■ Stated goal: Quote the records beneath, complete and exact. Leave out images.

■ Given data:
****************************************
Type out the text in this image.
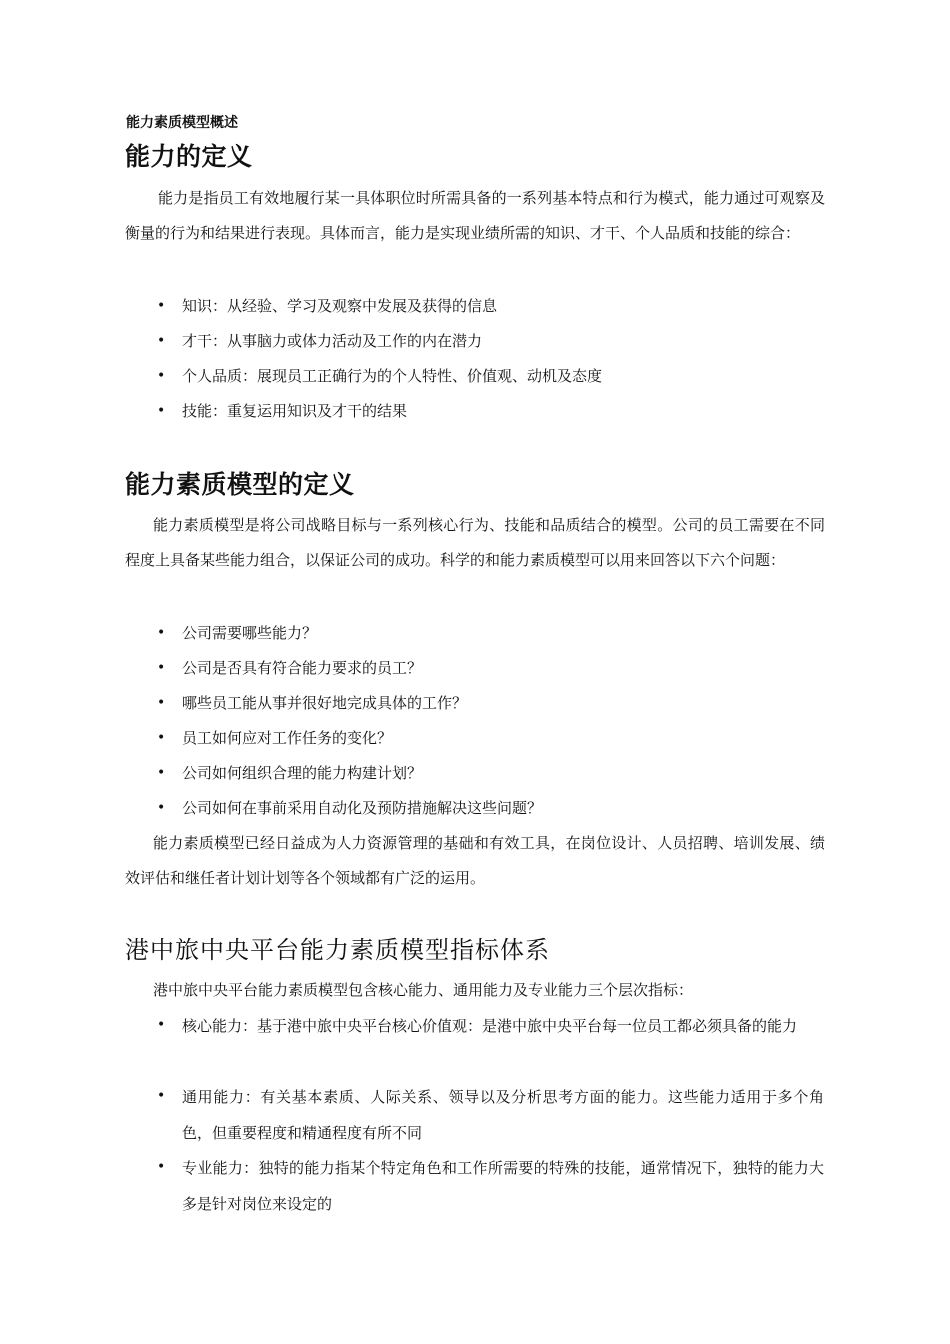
能力素质模型概述
能力的定义

能力是指员工有效地履行某一具体职位时所需具备的一系列基本特点和行为模式，能力通过可观察及衡量的行为和结果进行表现。具体而言，能力是实现业绩所需的知识、才干、个人品质和技能的综合：

• 知识：从经验、学习及观察中发展及获得的信息
• 才干：从事脑力或体力活动及工作的内在潜力
• 个人品质：展现员工正确行为的个人特性、价值观、动机及态度
• 技能：重复运用知识及才干的结果
能力素质模型的定义

能力素质模型是将公司战略目标与一系列核心行为、技能和品质结合的模型。公司的员工需要在不同程度上具备某些能力组合，以保证公司的成功。科学的和能力素质模型可以用来回答以下六个问题：

• 公司需要哪些能力？
• 公司是否具有符合能力要求的员工？
• 哪些员工能从事并很好地完成具体的工作？
• 员工如何应对工作任务的变化？
• 公司如何组织合理的能力构建计划？
• 公司如何在事前采用自动化及预防措施解决这些问题？

能力素质模型已经日益成为人力资源管理的基础和有效工具，在岗位设计、人员招聘、培训发展、绩效评估和继任者计划计划等各个领域都有广泛的运用。

港中旅中央平台能力素质模型指标体系

港中旅中央平台能力素质模型包含核心能力、通用能力及专业能力三个层次指标：

• 核心能力：基于港中旅中央平台核心价值观：是港中旅中央平台每一位员工都必须具备的能力
• 通用能力：有关基本素质、人际关系、领导以及分析思考方面的能力。这些能力适用于多个角色，但重要程度和精通程度有所不同
• 专业能力：独特的能力指某个特定角色和工作所需要的特殊的技能，通常情况下，独特的能力大多是针对岗位来设定的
****************************************
■ Worked solution:
Type out the text in this image.
能力素质模型概述
能力的定义

能力是指员工有效地履行某一具体职位时所需具备的一系列基本特点和行为模式，能力通过可观察及衡量的行为和结果进行表现。具体而言，能力是实现业绩所需的知识、才干、个人品质和技能的综合：

• 知识：从经验、学习及观察中发展及获得的信息
• 才干：从事脑力或体力活动及工作的内在潜力
• 个人品质：展现员工正确行为的个人特性、价值观、动机及态度
• 技能：重复运用知识及才干的结果
能力素质模型的定义

能力素质模型是将公司战略目标与一系列核心行为、技能和品质结合的模型。公司的员工需要在不同程度上具备某些能力组合，以保证公司的成功。科学的和能力素质模型可以用来回答以下六个问题：

• 公司需要哪些能力？
• 公司是否具有符合能力要求的员工？
• 哪些员工能从事并很好地完成具体的工作？
• 员工如何应对工作任务的变化？
• 公司如何组织合理的能力构建计划？
• 公司如何在事前采用自动化及预防措施解决这些问题？

能力素质模型已经日益成为人力资源管理的基础和有效工具，在岗位设计、人员招聘、培训发展、绩效评估和继任者计划计划等各个领域都有广泛的运用。

港中旅中央平台能力素质模型指标体系

港中旅中央平台能力素质模型包含核心能力、通用能力及专业能力三个层次指标：

• 核心能力：基于港中旅中央平台核心价值观：是港中旅中央平台每一位员工都必须具备的能力
• 通用能力：有关基本素质、人际关系、领导以及分析思考方面的能力。这些能力适用于多个角色，但重要程度和精通程度有所不同
• 专业能力：独特的能力指某个特定角色和工作所需要的特殊的技能，通常情况下，独特的能力大多是针对岗位来设定的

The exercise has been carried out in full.